» **Records to process**

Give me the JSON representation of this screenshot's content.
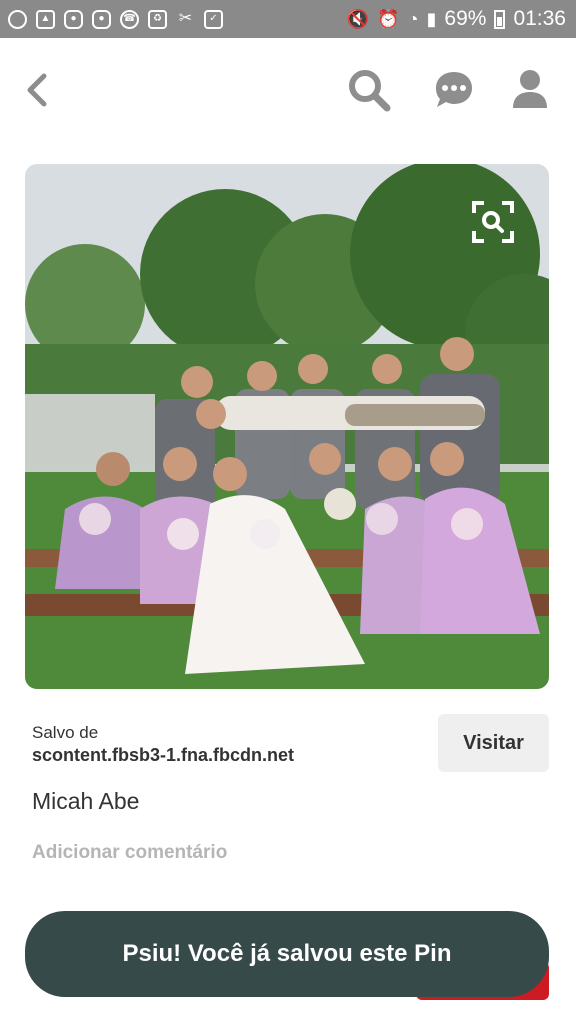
{
  "status_bar": {
    "battery": "69%",
    "time": "01:36"
  },
  "nav": {
    "back_icon": "chevron-left-icon",
    "search_icon": "search-icon",
    "messages_icon": "chat-bubble-icon",
    "profile_icon": "person-icon"
  },
  "pin": {
    "image_alt": "Wedding party photo: bride and bridesmaids in lilac dresses seated on a bench, groomsmen holding the groom horizontally behind them, trees in background",
    "lens_icon": "visual-search-icon"
  },
  "meta": {
    "saved_from_label": "Salvo de",
    "source": "scontent.fbsb3-1.fna.fbcdn.net",
    "visit_label": "Visitar",
    "author": "Micah Abe",
    "comment_placeholder": "Adicionar comentário"
  },
  "toast": {
    "message": "Psiu! Você já salvou este Pin"
  },
  "colors": {
    "status_bar": "#8a8a8a",
    "toast_bg": "#364a4a",
    "save_red": "#cc1b23",
    "icon_gray": "#8e8e8e"
  }
}
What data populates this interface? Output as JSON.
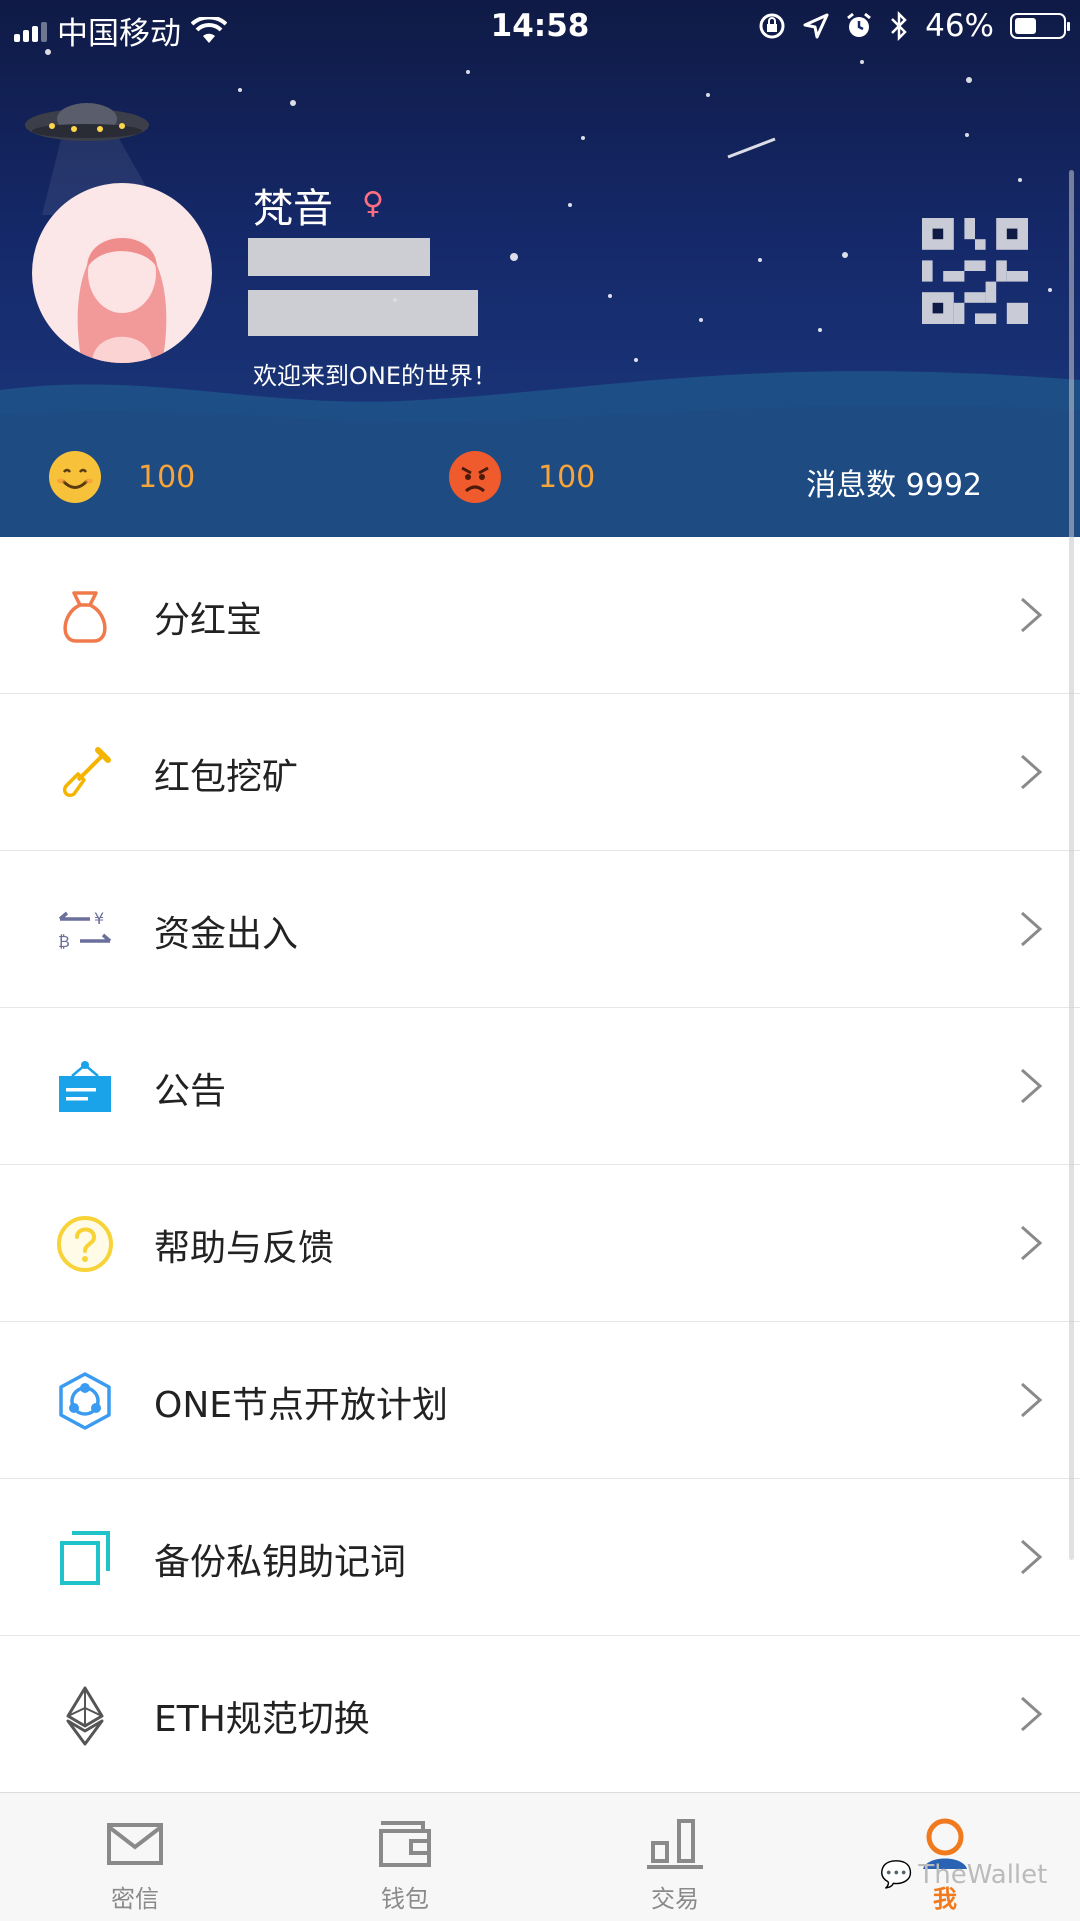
{
  "status_bar": {
    "carrier": "中国移动",
    "time": "14:58",
    "battery": "46%",
    "battery_level": 0.46
  },
  "profile": {
    "username": "梵音",
    "welcome": "欢迎来到ONE的世界！",
    "qr_icon": "qr-code-icon"
  },
  "stats": {
    "smile_value": "100",
    "angry_value": "100",
    "message_count": "消息数 9992"
  },
  "menu": {
    "items": [
      {
        "label": "分红宝",
        "icon": "money-bag-icon",
        "color": "#f07a4c"
      },
      {
        "label": "红包挖矿",
        "icon": "shovel-icon",
        "color": "#f5b400"
      },
      {
        "label": "资金出入",
        "icon": "exchange-icon",
        "color": "#6a6f9c"
      },
      {
        "label": "公告",
        "icon": "notice-board-icon",
        "color": "#1aa3e8"
      },
      {
        "label": "帮助与反馈",
        "icon": "help-icon",
        "color": "#f7d338"
      },
      {
        "label": "ONE节点开放计划",
        "icon": "node-network-icon",
        "color": "#3a9bf0"
      },
      {
        "label": "备份私钥助记词",
        "icon": "copy-icon",
        "color": "#1fc3c8"
      },
      {
        "label": "ETH规范切换",
        "icon": "ethereum-icon",
        "color": "#555555"
      }
    ]
  },
  "tabbar": {
    "tabs": [
      {
        "label": "密信",
        "icon": "mail-icon"
      },
      {
        "label": "钱包",
        "icon": "wallet-icon"
      },
      {
        "label": "交易",
        "icon": "chart-icon"
      },
      {
        "label": "我",
        "icon": "profile-icon"
      }
    ],
    "active_color": "#f07a1d"
  },
  "watermark": "TheWallet"
}
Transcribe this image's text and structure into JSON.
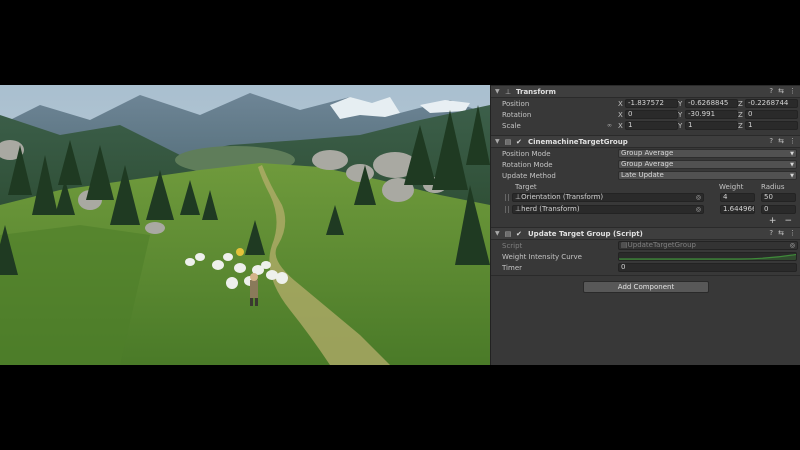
{
  "inspector": {
    "transform": {
      "title": "Transform",
      "position": {
        "label": "Position",
        "x": "-1.837572",
        "y": "-0.6268845",
        "z": "-0.2268744"
      },
      "rotation": {
        "label": "Rotation",
        "x": "0",
        "y": "-30.991",
        "z": "0"
      },
      "scale": {
        "label": "Scale",
        "x": "1",
        "y": "1",
        "z": "1"
      },
      "axis_labels": {
        "x": "X",
        "y": "Y",
        "z": "Z"
      }
    },
    "target_group": {
      "title": "CinemachineTargetGroup",
      "position_mode": {
        "label": "Position Mode",
        "value": "Group Average"
      },
      "rotation_mode": {
        "label": "Rotation Mode",
        "value": "Group Average"
      },
      "update_method": {
        "label": "Update Method",
        "value": "Late Update"
      },
      "columns": {
        "target": "Target",
        "weight": "Weight",
        "radius": "Radius"
      },
      "targets": [
        {
          "name": "Orientation (Transform)",
          "weight": "4",
          "radius": "50"
        },
        {
          "name": "herd (Transform)",
          "weight": "1.644966",
          "radius": "0"
        }
      ],
      "plus": "+",
      "minus": "−"
    },
    "update_script": {
      "title": "Update Target Group (Script)",
      "script": {
        "label": "Script",
        "value": "UpdateTargetGroup"
      },
      "curve": {
        "label": "Weight Intensity Curve",
        "color": "#3f8a3a"
      },
      "timer": {
        "label": "Timer",
        "value": "0"
      }
    },
    "add_component": "Add Component"
  },
  "colors": {
    "inspector_bg": "#383838",
    "field_bg": "#2a2a2a",
    "grass": "#5c8a2e",
    "sky": "#b8cad6"
  }
}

» **Request**
Write out exactly, and nothing more than, the lines of the entries above from the line containing "Transcribe this image's" through the final line; omit any pictures.

» **Solution to this problem**
Transcribe this image's text and structure into JSON.
{
  "inspector": {
    "transform": {
      "title": "Transform",
      "position": {
        "label": "Position",
        "x": "-1.837572",
        "y": "-0.6268845",
        "z": "-0.2268744"
      },
      "rotation": {
        "label": "Rotation",
        "x": "0",
        "y": "-30.991",
        "z": "0"
      },
      "scale": {
        "label": "Scale",
        "x": "1",
        "y": "1",
        "z": "1"
      },
      "axis_labels": {
        "x": "X",
        "y": "Y",
        "z": "Z"
      }
    },
    "target_group": {
      "title": "CinemachineTargetGroup",
      "position_mode": {
        "label": "Position Mode",
        "value": "Group Average"
      },
      "rotation_mode": {
        "label": "Rotation Mode",
        "value": "Group Average"
      },
      "update_method": {
        "label": "Update Method",
        "value": "Late Update"
      },
      "columns": {
        "target": "Target",
        "weight": "Weight",
        "radius": "Radius"
      },
      "targets": [
        {
          "name": "Orientation (Transform)",
          "weight": "4",
          "radius": "50"
        },
        {
          "name": "herd (Transform)",
          "weight": "1.644966",
          "radius": "0"
        }
      ],
      "plus": "+",
      "minus": "−"
    },
    "update_script": {
      "title": "Update Target Group (Script)",
      "script": {
        "label": "Script",
        "value": "UpdateTargetGroup"
      },
      "curve": {
        "label": "Weight Intensity Curve",
        "color": "#3f8a3a"
      },
      "timer": {
        "label": "Timer",
        "value": "0"
      }
    },
    "add_component": "Add Component"
  },
  "colors": {
    "inspector_bg": "#383838",
    "field_bg": "#2a2a2a",
    "grass": "#5c8a2e",
    "sky": "#b8cad6"
  }
}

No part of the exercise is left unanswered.